Select all lines holding the word "museo" from the entries that follow.

↓

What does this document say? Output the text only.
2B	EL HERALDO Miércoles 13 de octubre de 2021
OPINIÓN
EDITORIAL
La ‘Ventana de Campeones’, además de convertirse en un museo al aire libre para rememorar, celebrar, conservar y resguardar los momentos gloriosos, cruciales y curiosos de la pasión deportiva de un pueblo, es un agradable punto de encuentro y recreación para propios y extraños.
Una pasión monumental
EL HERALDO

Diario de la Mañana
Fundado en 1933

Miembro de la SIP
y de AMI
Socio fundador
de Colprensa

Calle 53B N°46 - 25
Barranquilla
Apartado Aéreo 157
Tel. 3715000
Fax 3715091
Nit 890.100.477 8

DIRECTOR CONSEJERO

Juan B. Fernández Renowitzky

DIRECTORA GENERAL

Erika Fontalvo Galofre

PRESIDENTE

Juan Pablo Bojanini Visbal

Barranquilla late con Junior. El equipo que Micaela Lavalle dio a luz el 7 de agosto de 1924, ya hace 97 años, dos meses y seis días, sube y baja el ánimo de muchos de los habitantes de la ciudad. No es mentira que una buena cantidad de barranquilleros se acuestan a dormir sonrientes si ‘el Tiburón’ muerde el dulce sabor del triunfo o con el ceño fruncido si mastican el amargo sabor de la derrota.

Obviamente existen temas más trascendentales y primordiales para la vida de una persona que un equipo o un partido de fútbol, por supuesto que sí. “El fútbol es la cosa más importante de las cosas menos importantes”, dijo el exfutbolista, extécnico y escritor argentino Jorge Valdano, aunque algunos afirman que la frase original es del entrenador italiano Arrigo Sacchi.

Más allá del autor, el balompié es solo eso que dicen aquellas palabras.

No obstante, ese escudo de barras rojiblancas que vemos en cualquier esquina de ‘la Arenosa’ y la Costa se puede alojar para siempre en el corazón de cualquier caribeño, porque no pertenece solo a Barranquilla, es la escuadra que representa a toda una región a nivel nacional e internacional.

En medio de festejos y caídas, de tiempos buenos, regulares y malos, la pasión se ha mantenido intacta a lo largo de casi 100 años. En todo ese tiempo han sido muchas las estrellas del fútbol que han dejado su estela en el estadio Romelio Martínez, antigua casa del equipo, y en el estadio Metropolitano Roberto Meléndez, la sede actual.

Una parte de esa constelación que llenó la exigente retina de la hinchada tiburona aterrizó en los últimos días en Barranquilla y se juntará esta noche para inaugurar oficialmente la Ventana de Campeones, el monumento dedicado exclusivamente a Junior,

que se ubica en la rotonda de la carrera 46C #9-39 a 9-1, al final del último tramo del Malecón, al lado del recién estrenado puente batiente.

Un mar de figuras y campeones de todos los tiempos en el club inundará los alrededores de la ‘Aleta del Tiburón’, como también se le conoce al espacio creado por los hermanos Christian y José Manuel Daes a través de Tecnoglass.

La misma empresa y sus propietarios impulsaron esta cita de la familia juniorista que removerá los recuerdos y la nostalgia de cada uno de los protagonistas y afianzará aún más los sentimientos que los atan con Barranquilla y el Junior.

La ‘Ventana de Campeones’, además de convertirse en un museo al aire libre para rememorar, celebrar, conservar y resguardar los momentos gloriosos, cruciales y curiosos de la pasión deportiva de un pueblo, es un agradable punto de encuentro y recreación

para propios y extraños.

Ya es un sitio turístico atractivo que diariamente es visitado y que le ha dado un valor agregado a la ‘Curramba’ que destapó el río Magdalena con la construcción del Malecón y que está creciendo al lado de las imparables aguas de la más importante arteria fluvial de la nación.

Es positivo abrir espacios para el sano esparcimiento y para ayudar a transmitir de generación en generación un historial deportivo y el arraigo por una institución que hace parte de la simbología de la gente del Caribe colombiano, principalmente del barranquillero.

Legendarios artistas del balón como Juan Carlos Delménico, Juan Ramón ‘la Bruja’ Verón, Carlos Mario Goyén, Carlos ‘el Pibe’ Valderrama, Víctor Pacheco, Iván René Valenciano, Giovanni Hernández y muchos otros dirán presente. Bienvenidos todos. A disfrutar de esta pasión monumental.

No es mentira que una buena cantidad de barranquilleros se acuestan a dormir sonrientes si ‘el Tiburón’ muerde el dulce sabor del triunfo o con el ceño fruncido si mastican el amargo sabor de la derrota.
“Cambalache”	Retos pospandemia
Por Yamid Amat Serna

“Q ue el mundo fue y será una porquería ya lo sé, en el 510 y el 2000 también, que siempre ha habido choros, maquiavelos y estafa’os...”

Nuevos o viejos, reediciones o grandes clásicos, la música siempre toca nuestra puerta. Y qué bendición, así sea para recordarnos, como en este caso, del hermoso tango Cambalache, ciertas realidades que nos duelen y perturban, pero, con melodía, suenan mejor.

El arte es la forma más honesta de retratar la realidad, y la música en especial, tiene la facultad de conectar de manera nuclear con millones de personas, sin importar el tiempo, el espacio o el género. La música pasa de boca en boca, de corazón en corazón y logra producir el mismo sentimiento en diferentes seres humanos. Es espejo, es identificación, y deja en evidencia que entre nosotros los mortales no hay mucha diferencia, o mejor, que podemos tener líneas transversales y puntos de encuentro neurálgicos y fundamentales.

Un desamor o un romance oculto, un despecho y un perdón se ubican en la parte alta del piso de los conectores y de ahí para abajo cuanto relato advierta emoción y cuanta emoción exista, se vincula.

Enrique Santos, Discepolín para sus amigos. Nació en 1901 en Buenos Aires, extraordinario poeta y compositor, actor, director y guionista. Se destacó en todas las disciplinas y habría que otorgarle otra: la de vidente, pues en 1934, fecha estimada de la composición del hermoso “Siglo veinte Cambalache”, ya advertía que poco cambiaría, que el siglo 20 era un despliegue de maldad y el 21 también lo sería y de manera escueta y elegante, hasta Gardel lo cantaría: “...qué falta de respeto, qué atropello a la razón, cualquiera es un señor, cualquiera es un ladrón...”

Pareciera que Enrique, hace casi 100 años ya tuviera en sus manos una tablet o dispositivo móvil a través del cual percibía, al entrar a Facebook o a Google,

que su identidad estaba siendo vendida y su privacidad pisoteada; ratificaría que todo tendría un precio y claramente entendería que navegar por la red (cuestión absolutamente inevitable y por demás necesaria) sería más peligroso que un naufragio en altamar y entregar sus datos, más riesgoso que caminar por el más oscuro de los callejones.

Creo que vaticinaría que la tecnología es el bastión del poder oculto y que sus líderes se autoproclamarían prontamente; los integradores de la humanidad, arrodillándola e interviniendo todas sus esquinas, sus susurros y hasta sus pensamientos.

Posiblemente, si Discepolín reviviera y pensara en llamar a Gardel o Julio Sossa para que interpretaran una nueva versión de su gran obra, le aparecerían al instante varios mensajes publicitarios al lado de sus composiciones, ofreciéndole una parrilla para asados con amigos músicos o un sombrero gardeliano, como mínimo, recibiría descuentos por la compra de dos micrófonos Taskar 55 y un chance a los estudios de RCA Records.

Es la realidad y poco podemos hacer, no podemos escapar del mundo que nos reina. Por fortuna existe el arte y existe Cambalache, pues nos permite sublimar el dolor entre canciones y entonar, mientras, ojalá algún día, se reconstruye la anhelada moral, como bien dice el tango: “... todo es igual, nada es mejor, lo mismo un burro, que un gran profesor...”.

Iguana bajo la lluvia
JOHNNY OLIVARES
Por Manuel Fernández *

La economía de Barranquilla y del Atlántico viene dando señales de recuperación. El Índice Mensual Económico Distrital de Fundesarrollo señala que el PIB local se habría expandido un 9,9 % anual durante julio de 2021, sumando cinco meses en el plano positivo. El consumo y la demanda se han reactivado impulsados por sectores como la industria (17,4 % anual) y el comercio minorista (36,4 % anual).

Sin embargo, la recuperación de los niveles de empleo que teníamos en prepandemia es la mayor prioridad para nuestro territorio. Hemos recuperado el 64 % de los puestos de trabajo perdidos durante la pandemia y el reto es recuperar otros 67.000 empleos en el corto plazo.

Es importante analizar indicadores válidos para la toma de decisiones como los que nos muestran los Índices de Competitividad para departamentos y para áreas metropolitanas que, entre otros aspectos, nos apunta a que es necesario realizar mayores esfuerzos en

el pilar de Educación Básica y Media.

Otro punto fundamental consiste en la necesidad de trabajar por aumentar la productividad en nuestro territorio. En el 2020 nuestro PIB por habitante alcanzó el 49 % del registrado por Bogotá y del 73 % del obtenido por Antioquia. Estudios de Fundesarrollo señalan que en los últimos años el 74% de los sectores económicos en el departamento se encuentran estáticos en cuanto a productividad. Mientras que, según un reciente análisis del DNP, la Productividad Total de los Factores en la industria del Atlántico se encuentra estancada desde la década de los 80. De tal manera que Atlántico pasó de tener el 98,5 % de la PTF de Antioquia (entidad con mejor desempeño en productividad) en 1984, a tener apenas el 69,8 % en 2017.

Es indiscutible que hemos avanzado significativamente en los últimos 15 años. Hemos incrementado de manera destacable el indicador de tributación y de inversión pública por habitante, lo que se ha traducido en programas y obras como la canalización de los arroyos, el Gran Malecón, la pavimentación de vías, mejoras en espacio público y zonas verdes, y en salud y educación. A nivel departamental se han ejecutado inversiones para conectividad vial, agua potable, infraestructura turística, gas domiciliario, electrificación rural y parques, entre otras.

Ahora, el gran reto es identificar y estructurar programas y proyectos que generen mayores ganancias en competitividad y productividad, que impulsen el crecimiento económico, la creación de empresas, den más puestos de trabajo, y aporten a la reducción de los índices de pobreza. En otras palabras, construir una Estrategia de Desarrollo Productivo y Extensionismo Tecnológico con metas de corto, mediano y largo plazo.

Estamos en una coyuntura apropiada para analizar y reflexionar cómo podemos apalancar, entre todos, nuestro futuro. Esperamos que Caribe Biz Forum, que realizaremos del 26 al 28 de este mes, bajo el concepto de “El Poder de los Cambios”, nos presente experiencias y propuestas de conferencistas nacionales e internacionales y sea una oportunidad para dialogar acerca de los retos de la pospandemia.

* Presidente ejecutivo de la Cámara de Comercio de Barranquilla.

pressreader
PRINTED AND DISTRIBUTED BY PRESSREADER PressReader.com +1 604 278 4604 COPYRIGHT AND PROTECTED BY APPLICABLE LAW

↑

ANSWER FOR THIS EXERCISE:
La ‘Ventana de Campeones’, además de convertirse en un museo al aire libre para rememorar, celebrar, conservar y resguardar los momentos gloriosos, cruciales y curiosos de la pasión deportiva de un pueblo, es un agradable punto de encuentro y recreación para propios y extraños.
La ‘Ventana de Campeones’, además de convertirse en un museo al aire libre para rememorar, celebrar, conservar y resguardar los momentos gloriosos, cruciales y curiosos de la pasión deportiva de un pueblo, es un agradable punto de encuentro y recreación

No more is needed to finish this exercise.